_GIVEN TASK_
Only lines holding the string "Savings" are wanted; copy each one from the material.

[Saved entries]
_ _ _ _ _ _ _

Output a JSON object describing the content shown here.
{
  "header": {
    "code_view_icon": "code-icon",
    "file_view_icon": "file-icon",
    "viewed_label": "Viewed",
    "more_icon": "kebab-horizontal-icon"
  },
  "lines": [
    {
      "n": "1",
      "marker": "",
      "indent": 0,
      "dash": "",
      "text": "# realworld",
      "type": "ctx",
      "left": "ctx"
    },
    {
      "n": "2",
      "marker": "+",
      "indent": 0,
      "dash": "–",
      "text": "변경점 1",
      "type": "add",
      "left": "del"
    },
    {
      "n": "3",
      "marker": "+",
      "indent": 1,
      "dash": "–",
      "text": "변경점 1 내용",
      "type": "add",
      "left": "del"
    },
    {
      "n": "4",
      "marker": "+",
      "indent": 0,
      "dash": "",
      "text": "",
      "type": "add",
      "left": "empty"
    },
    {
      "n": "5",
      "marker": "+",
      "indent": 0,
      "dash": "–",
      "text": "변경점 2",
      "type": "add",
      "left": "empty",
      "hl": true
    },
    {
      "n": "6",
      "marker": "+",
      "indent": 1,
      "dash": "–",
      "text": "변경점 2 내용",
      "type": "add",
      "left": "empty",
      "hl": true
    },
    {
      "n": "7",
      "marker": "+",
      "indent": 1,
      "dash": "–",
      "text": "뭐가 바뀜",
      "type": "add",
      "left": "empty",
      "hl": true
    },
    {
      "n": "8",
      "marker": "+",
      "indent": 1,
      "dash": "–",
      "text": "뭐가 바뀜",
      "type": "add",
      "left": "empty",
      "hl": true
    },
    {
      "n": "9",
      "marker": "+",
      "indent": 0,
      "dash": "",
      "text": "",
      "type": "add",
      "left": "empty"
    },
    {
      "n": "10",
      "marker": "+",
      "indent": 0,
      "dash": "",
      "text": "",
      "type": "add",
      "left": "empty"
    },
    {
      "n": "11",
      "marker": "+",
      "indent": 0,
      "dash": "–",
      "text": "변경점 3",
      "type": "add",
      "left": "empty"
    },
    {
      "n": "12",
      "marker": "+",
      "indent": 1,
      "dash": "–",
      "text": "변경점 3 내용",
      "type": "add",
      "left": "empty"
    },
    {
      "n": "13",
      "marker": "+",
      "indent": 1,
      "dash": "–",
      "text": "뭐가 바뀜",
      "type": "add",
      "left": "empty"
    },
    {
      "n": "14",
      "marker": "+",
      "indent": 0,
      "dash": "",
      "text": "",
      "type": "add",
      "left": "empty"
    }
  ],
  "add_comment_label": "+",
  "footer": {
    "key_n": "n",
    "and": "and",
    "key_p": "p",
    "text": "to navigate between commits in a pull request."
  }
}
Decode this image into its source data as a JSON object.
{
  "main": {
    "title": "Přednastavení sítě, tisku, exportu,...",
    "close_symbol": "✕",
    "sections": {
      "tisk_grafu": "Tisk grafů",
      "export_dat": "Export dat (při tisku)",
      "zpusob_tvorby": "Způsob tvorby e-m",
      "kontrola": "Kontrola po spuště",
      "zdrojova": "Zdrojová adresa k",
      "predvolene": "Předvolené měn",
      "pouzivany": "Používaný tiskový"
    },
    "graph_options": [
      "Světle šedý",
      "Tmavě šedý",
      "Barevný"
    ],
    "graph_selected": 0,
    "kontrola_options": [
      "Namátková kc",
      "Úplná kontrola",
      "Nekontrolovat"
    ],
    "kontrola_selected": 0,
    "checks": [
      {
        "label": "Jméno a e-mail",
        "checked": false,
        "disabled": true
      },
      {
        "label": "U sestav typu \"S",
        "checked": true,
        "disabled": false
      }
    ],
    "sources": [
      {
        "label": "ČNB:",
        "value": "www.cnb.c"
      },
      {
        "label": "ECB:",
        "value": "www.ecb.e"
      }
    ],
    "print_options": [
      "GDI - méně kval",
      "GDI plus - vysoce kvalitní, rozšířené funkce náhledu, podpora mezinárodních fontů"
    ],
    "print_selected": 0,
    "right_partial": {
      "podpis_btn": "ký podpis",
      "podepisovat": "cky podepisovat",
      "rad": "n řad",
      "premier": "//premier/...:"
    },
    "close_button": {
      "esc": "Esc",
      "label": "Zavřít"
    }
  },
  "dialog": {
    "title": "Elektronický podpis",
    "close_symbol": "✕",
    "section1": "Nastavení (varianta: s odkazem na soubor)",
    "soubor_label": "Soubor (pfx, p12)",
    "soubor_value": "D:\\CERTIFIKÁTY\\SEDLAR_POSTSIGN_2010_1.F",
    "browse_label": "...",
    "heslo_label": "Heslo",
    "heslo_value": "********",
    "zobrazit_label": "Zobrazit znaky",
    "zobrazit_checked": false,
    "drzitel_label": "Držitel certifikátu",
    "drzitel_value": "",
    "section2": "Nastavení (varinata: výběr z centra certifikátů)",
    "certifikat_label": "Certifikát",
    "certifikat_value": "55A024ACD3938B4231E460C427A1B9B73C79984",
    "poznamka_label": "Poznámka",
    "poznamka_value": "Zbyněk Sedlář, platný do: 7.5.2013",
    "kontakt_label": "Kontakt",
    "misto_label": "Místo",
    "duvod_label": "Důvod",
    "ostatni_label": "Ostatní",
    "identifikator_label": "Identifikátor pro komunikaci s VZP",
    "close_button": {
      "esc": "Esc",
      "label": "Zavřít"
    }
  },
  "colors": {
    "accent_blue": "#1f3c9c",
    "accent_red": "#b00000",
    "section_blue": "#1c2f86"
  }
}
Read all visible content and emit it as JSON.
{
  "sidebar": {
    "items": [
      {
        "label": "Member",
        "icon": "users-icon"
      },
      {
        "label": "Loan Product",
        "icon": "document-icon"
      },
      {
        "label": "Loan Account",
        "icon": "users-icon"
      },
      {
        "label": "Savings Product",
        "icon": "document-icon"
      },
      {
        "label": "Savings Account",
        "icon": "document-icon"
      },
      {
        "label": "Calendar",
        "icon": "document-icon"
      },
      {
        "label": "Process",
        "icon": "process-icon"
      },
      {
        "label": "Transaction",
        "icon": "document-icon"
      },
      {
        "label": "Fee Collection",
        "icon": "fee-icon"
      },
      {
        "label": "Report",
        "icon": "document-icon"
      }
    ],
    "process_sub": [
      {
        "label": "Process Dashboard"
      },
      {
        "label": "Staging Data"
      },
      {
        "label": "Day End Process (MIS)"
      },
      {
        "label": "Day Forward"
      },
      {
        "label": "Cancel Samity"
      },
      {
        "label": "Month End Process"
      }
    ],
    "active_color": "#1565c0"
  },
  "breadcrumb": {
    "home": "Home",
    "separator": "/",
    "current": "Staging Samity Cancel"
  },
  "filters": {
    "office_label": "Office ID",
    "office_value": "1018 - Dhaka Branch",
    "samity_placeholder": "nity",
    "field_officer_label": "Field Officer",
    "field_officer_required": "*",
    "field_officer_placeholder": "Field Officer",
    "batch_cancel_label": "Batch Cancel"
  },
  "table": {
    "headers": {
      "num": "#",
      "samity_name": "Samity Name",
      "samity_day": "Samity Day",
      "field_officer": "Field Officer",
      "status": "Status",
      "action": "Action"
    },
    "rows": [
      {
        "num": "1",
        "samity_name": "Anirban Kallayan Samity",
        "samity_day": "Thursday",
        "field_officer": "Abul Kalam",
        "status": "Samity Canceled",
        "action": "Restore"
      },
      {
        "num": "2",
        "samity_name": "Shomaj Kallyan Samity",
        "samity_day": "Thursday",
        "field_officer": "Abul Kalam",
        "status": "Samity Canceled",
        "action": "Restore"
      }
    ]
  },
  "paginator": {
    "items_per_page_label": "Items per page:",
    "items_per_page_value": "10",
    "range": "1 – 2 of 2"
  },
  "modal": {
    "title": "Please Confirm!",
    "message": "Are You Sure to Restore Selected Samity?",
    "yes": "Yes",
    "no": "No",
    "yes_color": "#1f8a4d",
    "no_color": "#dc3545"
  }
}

_ _ _ _ _ _ _

_CORRECT RESULT_
        "label": "Savings Product",
        "label": "Savings Account",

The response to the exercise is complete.